Written instruction: Show every line of the data below that contains the string "orders". Case counts, so a line matches only if the letters have the same capitalization.

Visual layout data:
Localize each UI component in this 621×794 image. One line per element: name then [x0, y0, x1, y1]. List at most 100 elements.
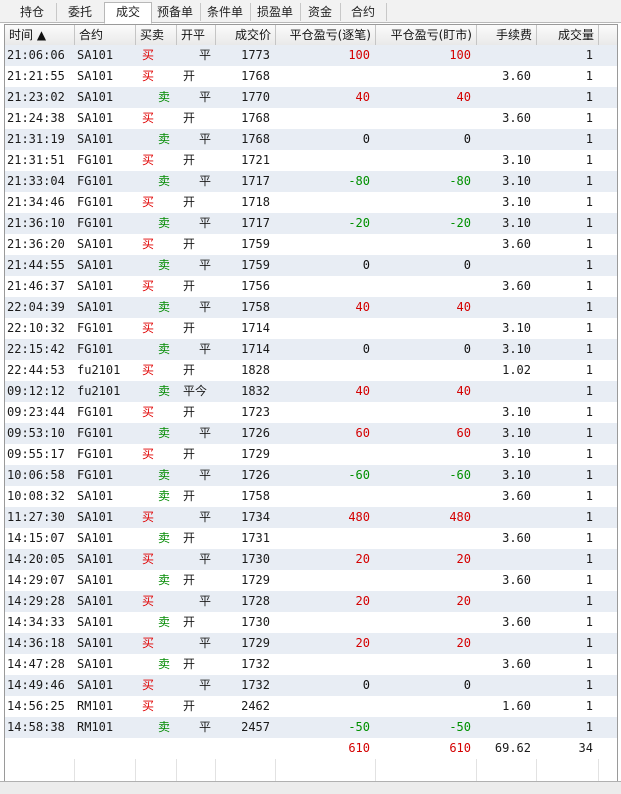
cell-price: 1768 [241, 132, 270, 146]
cell-fee [477, 129, 537, 150]
cell-contract: SA101 [77, 237, 114, 251]
table-row[interactable]: 14:58:38 RM101 卖 平 2457 -50 -50 1 [5, 717, 617, 738]
cell-fee: 1.60 [502, 699, 531, 713]
table-row[interactable]: 14:34:33 SA101 卖开 1730 3.60 1 [5, 612, 617, 633]
cell-pnl-mark [376, 66, 477, 87]
table-row[interactable]: 22:44:53 fu2101 买 开 1828 1.02 1 [5, 360, 617, 381]
cell-pnl-per-trade [276, 360, 376, 381]
col-pnl-per-trade-header[interactable]: 平仓盈亏(逐笔) [276, 25, 376, 45]
table-row[interactable]: 21:21:55 SA101 买 开 1768 3.60 1 [5, 66, 617, 87]
table-row[interactable]: 21:44:55 SA101 卖 平 1759 0 0 1 [5, 255, 617, 276]
table-row[interactable]: 21:23:02 SA101 卖 平 1770 40 40 1 [5, 87, 617, 108]
col-volume-header[interactable]: 成交量 [537, 25, 599, 45]
table-row[interactable]: 21:06:06 SA101 买 平 1773 100 100 1 [5, 45, 617, 66]
cell-volume: 1 [585, 510, 593, 524]
cell-volume: 1 [585, 237, 593, 251]
table-row[interactable]: 14:49:46 SA101 买 平 1732 0 0 1 [5, 675, 617, 696]
cell-volume: 1 [585, 594, 593, 608]
col-pnl-mark-header[interactable]: 平仓盈亏(盯市) [376, 25, 477, 45]
cell-open-close: 开 [183, 699, 196, 713]
cell-side: 卖 [158, 657, 171, 671]
col-contract-header[interactable]: 合约 [75, 25, 136, 45]
tab-contracts[interactable]: 合约 [340, 3, 387, 21]
cell-open-close: 开 [183, 279, 196, 293]
tab-prepared-orders[interactable]: 预备单 [150, 3, 201, 21]
cell-fee: 3.10 [502, 321, 531, 335]
cell-open-close: 平今 [183, 384, 208, 398]
table-row[interactable]: 21:31:19 SA101 卖 平 1768 0 0 1 [5, 129, 617, 150]
table-row[interactable]: 21:36:10 FG101 卖 平 1717 -20 -20 3.10 1 [5, 213, 617, 234]
table-row[interactable]: 14:36:18 SA101 买 平 1729 20 20 1 [5, 633, 617, 654]
cell-open-close: 开 [183, 405, 196, 419]
cell-price: 2462 [241, 699, 270, 713]
table-row[interactable]: 22:04:39 SA101 卖 平 1758 40 40 1 [5, 297, 617, 318]
cell-fee [477, 87, 537, 108]
cell-volume: 1 [585, 552, 593, 566]
table-row[interactable]: 14:47:28 SA101 卖开 1732 3.60 1 [5, 654, 617, 675]
table-row[interactable]: 09:55:17 FG101 买 开 1729 3.10 1 [5, 444, 617, 465]
cell-contract: SA101 [77, 552, 114, 566]
cell-time: 21:06:06 [7, 48, 65, 62]
tab-funds[interactable]: 资金 [300, 3, 341, 21]
table-row[interactable]: 14:20:05 SA101 买 平 1730 20 20 1 [5, 549, 617, 570]
cell-side: 卖 [158, 531, 171, 545]
cell-price: 2457 [241, 720, 270, 734]
table-row[interactable]: 14:29:07 SA101 卖开 1729 3.60 1 [5, 570, 617, 591]
table-row[interactable]: 09:23:44 FG101 买 开 1723 3.10 1 [5, 402, 617, 423]
col-price-header[interactable]: 成交价 [216, 25, 276, 45]
tab-conditional-orders[interactable]: 条件单 [200, 3, 251, 21]
cell-time: 09:12:12 [7, 384, 65, 398]
table-row[interactable]: 21:46:37 SA101 买 开 1756 3.60 1 [5, 276, 617, 297]
table-row[interactable]: 14:29:28 SA101 买 平 1728 20 20 1 [5, 591, 617, 612]
tab-positions[interactable]: 持仓 [8, 3, 57, 21]
table-row[interactable]: 21:34:46 FG101 买 开 1718 3.10 1 [5, 192, 617, 213]
tab-orders[interactable]: 委托 [56, 3, 105, 21]
tab-trades[interactable]: 成交 [104, 2, 152, 24]
cell-open-close: 平 [199, 594, 212, 608]
table-row[interactable]: 09:53:10 FG101 卖 平 1726 60 60 3.10 1 [5, 423, 617, 444]
table-row[interactable]: 21:33:04 FG101 卖 平 1717 -80 -80 3.10 1 [5, 171, 617, 192]
cell-contract: FG101 [77, 342, 114, 356]
cell-side: 买 [142, 405, 155, 419]
cell-open-close: 平 [199, 258, 212, 272]
col-side-header[interactable]: 买卖 [136, 25, 177, 45]
tab-stop-orders[interactable]: 损盈单 [250, 3, 301, 21]
cell-time: 14:29:28 [7, 594, 65, 608]
cell-volume: 1 [585, 678, 593, 692]
table-row[interactable]: 21:31:51 FG101 买 开 1721 3.10 1 [5, 150, 617, 171]
table-row[interactable]: 10:08:32 SA101 卖开 1758 3.60 1 [5, 486, 617, 507]
table-row[interactable]: 11:27:30 SA101 买 平 1734 480 480 1 [5, 507, 617, 528]
col-open-close-header[interactable]: 开平 [177, 25, 216, 45]
cell-fee: 1.02 [502, 363, 531, 377]
cell-pnl-mark [376, 360, 477, 381]
total-fee: 69.62 [494, 741, 531, 755]
cell-contract: SA101 [77, 531, 114, 545]
cell-open-close: 平 [199, 132, 212, 146]
col-time-header[interactable]: 时间 ▲ [5, 25, 75, 45]
cell-pnl-mark [376, 234, 477, 255]
cell-price: 1726 [241, 468, 270, 482]
table-row[interactable]: 22:10:32 FG101 买 开 1714 3.10 1 [5, 318, 617, 339]
table-row[interactable]: 14:15:07 SA101 卖开 1731 3.60 1 [5, 528, 617, 549]
table-row[interactable]: 10:06:58 FG101 卖 平 1726 -60 -60 3.10 1 [5, 465, 617, 486]
table-row[interactable]: 21:36:20 SA101 买 开 1759 3.60 1 [5, 234, 617, 255]
cell-open-close: 平 [199, 426, 212, 440]
cell-time: 21:36:10 [7, 216, 65, 230]
cell-time: 09:55:17 [7, 447, 65, 461]
table-row[interactable]: 14:56:25 RM101 买 开 2462 1.60 1 [5, 696, 617, 717]
cell-pnl-per-trade: 0 [362, 258, 370, 272]
cell-contract: RM101 [77, 720, 114, 734]
table-row[interactable]: 09:12:12 fu2101 卖平今 1832 40 40 1 [5, 381, 617, 402]
cell-side: 卖 [158, 90, 171, 104]
table-row[interactable]: 22:15:42 FG101 卖 平 1714 0 0 3.10 1 [5, 339, 617, 360]
cell-open-close: 平 [199, 678, 212, 692]
cell-contract: SA101 [77, 279, 114, 293]
table-row[interactable]: 21:24:38 SA101 买 开 1768 3.60 1 [5, 108, 617, 129]
cell-pnl-per-trade: 100 [348, 48, 370, 62]
col-fee-header[interactable]: 手续费 [477, 25, 537, 45]
cell-pnl-per-trade: 60 [355, 426, 370, 440]
cell-volume: 1 [585, 573, 593, 587]
cell-pnl-mark: 0 [463, 678, 471, 692]
cell-time: 21:34:46 [7, 195, 65, 209]
status-bar [0, 781, 621, 794]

Solution to the exercise:
tab-prepared-orders[interactable]: 预备单 [150, 3, 201, 21]
tab-conditional-orders[interactable]: 条件单 [200, 3, 251, 21]
tab-orders[interactable]: 委托 [56, 3, 105, 21]
tab-stop-orders[interactable]: 损盈单 [250, 3, 301, 21]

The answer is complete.